#### Stated goal
Below are records. Copy every line with "page" in it.

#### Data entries
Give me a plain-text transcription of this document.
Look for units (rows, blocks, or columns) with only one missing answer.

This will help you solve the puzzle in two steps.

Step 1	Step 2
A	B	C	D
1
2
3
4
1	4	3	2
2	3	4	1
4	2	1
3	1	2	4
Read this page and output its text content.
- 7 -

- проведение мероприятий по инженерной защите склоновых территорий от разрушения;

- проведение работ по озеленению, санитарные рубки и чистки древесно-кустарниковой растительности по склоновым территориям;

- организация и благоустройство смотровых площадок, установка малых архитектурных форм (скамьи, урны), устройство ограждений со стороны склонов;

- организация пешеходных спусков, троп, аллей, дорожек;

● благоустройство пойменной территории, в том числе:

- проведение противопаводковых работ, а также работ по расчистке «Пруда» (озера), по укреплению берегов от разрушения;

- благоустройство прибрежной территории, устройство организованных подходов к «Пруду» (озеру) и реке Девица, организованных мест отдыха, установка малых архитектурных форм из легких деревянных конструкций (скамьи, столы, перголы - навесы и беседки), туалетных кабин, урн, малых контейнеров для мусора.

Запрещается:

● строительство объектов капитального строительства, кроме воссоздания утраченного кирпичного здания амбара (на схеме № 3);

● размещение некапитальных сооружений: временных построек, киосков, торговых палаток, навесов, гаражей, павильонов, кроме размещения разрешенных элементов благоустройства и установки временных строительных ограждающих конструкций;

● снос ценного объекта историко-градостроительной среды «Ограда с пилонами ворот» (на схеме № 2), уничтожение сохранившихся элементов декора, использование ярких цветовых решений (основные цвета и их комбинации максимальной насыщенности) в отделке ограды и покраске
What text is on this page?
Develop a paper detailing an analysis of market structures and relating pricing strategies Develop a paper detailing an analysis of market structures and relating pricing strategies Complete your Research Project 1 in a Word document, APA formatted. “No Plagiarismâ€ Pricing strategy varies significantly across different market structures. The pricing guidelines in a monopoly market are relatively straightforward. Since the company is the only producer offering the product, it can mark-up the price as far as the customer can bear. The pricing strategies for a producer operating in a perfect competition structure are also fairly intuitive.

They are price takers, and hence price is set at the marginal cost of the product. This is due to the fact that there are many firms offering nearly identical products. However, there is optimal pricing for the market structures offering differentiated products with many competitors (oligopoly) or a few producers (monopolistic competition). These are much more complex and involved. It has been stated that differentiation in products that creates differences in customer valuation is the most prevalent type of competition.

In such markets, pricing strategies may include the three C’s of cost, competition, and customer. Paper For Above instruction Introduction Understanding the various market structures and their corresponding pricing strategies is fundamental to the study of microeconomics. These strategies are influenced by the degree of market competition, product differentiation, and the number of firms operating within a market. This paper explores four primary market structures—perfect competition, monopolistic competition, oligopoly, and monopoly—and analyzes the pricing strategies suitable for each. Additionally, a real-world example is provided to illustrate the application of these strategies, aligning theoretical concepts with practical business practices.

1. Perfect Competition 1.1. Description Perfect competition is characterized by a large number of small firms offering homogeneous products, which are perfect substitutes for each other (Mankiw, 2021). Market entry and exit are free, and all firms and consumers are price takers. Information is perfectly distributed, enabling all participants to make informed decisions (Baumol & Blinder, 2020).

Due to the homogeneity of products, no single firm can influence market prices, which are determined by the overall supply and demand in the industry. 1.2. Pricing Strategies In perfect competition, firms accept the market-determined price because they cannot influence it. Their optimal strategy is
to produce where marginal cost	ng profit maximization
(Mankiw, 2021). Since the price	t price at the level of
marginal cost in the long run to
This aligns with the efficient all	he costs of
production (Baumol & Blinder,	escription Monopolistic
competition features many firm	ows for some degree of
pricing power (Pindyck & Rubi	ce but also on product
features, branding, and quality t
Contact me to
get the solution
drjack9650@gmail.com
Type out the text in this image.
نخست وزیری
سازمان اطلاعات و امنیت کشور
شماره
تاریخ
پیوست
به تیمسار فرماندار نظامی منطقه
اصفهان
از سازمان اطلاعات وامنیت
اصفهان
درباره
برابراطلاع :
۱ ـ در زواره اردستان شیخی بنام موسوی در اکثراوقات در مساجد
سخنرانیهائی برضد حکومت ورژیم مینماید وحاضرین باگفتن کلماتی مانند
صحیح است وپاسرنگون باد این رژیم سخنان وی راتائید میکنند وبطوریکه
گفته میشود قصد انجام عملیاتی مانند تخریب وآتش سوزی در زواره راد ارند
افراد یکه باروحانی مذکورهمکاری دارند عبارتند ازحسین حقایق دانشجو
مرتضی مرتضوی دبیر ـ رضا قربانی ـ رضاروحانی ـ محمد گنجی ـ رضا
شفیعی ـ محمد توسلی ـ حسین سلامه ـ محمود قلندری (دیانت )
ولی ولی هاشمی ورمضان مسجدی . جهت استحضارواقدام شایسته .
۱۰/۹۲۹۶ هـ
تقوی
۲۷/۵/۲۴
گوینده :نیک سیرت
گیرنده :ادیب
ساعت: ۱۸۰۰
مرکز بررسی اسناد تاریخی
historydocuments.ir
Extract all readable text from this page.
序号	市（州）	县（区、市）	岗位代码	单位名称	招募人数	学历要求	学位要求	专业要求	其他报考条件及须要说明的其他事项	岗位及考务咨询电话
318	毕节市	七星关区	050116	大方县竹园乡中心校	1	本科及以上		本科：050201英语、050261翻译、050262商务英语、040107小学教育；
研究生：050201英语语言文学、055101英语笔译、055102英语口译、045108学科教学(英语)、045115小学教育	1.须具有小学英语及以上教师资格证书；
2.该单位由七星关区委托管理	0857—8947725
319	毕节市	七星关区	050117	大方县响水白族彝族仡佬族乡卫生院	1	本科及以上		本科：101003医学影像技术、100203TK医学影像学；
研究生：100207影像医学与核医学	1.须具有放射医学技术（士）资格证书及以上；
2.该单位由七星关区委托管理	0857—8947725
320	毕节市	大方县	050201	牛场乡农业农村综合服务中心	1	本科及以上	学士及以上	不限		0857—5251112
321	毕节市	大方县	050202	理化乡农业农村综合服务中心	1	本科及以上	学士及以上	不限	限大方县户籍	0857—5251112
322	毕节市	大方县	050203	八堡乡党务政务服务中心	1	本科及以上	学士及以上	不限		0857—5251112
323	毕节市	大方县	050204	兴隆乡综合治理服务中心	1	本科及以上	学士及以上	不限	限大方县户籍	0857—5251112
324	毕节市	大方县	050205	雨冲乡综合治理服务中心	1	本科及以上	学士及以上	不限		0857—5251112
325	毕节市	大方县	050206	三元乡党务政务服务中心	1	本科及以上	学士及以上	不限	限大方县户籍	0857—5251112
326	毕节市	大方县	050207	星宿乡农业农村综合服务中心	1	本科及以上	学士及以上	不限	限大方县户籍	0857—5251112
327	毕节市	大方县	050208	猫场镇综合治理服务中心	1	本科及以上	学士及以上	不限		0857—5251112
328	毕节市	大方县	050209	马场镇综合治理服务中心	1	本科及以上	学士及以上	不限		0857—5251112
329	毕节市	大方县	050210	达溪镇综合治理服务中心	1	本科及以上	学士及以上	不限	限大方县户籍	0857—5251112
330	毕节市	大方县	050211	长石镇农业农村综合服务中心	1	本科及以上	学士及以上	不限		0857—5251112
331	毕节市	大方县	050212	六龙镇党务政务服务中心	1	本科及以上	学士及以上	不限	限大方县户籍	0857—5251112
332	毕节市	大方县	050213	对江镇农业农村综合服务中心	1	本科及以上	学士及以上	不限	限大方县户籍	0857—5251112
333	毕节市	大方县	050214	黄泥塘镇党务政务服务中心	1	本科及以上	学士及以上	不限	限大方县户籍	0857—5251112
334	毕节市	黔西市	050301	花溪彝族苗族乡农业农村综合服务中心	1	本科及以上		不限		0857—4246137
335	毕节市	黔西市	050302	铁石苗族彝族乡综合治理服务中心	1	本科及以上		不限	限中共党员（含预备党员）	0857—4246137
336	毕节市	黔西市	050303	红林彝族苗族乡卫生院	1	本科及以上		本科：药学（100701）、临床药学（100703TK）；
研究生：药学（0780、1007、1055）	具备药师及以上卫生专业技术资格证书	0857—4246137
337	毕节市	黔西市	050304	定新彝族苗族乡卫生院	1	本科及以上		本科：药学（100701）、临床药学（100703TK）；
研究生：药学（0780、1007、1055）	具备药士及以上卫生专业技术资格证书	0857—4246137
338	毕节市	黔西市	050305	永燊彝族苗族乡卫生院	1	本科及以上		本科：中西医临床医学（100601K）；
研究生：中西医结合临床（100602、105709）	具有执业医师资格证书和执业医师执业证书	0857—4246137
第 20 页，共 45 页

#### Result of this task
Read this page and output its text content.
What text is on this page?
Extract all readable text from this page.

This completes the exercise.